Aim - Your task is to print all of the material verbatim.

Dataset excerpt
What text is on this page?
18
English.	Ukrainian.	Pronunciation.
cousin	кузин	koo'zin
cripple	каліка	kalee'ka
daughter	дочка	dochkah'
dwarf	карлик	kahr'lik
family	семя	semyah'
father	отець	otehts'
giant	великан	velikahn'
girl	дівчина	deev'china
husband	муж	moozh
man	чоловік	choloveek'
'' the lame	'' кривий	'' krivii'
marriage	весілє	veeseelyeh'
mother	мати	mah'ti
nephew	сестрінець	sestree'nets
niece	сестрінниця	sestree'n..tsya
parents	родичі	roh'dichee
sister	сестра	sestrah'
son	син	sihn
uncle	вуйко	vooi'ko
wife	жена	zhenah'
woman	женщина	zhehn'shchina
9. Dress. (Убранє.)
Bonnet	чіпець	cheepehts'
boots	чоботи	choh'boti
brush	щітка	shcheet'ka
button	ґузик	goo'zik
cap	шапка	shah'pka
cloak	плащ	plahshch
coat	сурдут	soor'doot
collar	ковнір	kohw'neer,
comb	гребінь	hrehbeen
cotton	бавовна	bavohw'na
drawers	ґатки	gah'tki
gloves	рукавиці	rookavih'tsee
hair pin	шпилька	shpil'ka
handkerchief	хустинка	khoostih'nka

The reply -
What text is on this page?
18
English.	Ukrainian.	Pronunciation.
cousin	кузин	koo'zin
cripple	каліка	kalee'ka
daughter	дочка	dochkah'
dwarf	карлик	kahr'lik
family	семя	semyah'
father	отець	otehts'
giant	великан	velikahn'
girl	дівчина	deev'china
husband	муж	moozh
man	чоловік	choloveek'
'' the lame	'' кривий	'' krivii'
marriage	весілє	veeseelyeh'
mother	мати	mah'ti
nephew	сестрінець	sestree'nets
niece	сестрінниця	sestree'n..tsya
parents	родичі	roh'dichee
sister	сестра	sestrah'
son	син	sihn
uncle	вуйко	vooi'ko
wife	жена	zhenah'
woman	женщина	zhehn'shchina
9. Dress. (Убранє.)
Bonnet	чіпець	cheepehts'
boots	чоботи	choh'boti
brush	щітка	shcheet'ka
button	ґузик	goo'zik
cap	шапка	shah'pka
cloak	плащ	plahshch
coat	сурдут	soor'doot
collar	ковнір	kohw'neer,
comb	гребінь	hrehbeen
cotton	бавовна	bavohw'na
drawers	ґатки	gah'tki
gloves	рукавиці	rookavih'tsee
hair pin	шпилька	shpil'ka
handkerchief	хустинка	khoostih'nka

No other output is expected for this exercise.